[Text segment]
If NASCAR sponsors want to participate at Indianapolis, then let them become IndyCar sponsors.


Monday, July 26, 2010

IndyCar Notes

Hello, all. It's been awhile.

I have a few things to say.

1. Could it be that the NASCAR model is fundamentally broken? The decline in attendance is becoming embarrassing. The television ratings are still very good when compared with historical standards for motorsports in the United States. Nevertheless, they're falling, too.

2. I am disheartened by reports that John Lewis has resigned. He has a terrific reputation both inside and outside of racing. He shall be missed.

3. Some might find it somewhat surprising that I have been silent regarding the Dallara-and-Clothes announcement. My reasoning is that we need more information before we can make any judgments about the program. There is one exception, of course. Given the market value of operating an Izod IndyCar Series team, we can say with certainty that the new Dallara costs too much.


Wednesday, July 7, 2010

IndyCar: See the Future!

I go back and forth on the "innovation" question as it pertains to IndyCar racing. Yes, innovation was a great selling point for racing for nearly a century. However, as the author of this story in Slate writes, innovation in those days had everything to do with top-end speed.

[Dataset entries]
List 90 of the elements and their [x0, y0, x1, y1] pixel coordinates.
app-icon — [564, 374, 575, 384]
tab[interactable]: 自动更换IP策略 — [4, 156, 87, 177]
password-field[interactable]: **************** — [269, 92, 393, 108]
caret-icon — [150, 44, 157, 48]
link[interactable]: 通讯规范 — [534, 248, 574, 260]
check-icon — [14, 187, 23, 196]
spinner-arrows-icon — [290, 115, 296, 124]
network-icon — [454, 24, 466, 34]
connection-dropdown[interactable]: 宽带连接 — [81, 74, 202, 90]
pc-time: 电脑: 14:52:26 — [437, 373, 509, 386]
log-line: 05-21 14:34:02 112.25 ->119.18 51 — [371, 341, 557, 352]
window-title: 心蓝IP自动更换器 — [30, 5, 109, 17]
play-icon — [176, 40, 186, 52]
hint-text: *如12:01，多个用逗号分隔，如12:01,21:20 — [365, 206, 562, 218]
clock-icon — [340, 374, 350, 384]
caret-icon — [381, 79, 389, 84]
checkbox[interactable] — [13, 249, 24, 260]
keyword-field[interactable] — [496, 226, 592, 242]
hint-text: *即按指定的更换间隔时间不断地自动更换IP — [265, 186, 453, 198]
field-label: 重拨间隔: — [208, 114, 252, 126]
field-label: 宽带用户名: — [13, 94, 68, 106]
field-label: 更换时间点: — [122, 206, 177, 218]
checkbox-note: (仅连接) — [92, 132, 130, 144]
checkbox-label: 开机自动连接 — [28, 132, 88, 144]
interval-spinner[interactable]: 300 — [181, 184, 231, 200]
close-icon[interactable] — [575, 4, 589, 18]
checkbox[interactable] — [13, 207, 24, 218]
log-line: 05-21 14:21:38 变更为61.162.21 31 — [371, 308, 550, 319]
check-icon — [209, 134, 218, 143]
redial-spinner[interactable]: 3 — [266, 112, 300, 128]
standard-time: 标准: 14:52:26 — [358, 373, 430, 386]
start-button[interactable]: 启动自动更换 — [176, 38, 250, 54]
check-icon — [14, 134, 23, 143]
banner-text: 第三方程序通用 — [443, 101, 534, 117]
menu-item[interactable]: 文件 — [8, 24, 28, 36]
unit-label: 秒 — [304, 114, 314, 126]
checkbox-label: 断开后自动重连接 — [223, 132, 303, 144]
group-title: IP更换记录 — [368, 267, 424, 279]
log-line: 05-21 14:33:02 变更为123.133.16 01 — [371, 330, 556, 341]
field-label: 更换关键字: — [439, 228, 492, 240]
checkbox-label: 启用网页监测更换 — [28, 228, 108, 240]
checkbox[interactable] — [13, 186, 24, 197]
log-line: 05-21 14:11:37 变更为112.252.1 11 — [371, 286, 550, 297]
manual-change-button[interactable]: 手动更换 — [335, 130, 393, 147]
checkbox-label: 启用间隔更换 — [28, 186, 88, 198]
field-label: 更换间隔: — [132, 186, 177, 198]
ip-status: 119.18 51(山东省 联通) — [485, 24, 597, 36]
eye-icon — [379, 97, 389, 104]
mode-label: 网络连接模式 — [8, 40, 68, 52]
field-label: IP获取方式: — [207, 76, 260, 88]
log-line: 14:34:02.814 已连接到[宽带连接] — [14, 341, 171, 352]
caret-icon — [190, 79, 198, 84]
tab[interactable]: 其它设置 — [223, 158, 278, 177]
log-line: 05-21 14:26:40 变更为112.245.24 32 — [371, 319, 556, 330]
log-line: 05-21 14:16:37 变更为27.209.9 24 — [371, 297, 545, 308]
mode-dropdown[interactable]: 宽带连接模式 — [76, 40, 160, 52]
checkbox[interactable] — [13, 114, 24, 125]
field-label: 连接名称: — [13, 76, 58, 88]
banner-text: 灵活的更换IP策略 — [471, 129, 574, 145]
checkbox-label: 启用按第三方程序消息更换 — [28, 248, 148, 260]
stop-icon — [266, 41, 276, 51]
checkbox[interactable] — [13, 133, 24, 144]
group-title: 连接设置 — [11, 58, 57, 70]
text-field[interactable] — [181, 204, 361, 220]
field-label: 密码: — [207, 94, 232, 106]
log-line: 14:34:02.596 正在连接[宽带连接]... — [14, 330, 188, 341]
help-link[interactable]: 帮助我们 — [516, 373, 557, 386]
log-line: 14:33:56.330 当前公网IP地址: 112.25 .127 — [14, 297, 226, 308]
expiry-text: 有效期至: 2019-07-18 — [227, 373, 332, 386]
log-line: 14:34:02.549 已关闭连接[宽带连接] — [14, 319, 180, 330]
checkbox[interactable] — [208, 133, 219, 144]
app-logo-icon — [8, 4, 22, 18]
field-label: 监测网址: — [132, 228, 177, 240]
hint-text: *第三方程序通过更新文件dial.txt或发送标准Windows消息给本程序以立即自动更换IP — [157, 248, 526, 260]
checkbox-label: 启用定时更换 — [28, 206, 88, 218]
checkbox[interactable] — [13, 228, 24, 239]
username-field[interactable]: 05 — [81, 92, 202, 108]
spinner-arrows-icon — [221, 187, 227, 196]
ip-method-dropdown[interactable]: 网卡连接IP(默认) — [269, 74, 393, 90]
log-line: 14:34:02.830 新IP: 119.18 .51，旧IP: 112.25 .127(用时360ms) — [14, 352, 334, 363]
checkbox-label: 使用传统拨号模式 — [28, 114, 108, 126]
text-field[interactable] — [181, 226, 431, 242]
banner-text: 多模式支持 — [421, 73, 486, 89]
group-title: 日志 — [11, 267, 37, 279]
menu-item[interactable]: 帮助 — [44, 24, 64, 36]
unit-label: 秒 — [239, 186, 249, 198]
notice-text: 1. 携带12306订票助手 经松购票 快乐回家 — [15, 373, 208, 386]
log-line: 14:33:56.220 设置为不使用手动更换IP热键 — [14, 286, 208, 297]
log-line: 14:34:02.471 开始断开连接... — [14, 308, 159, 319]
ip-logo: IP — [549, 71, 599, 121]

[Exercise brief]
Answer these questions from the IndyCar posts.
(a) Whose resignation does the writer find disheartening?
(b) What does the writer say can be stated with certainty about the new Dallara?
(c) According to the Slate story, what did innovation in racing's earlier days have everything to do with?
Rely only on the IndyCar posts for what comes next.

[Problem solution]
(a) John Lewis
(b) It costs too much.
(c) Top-end speed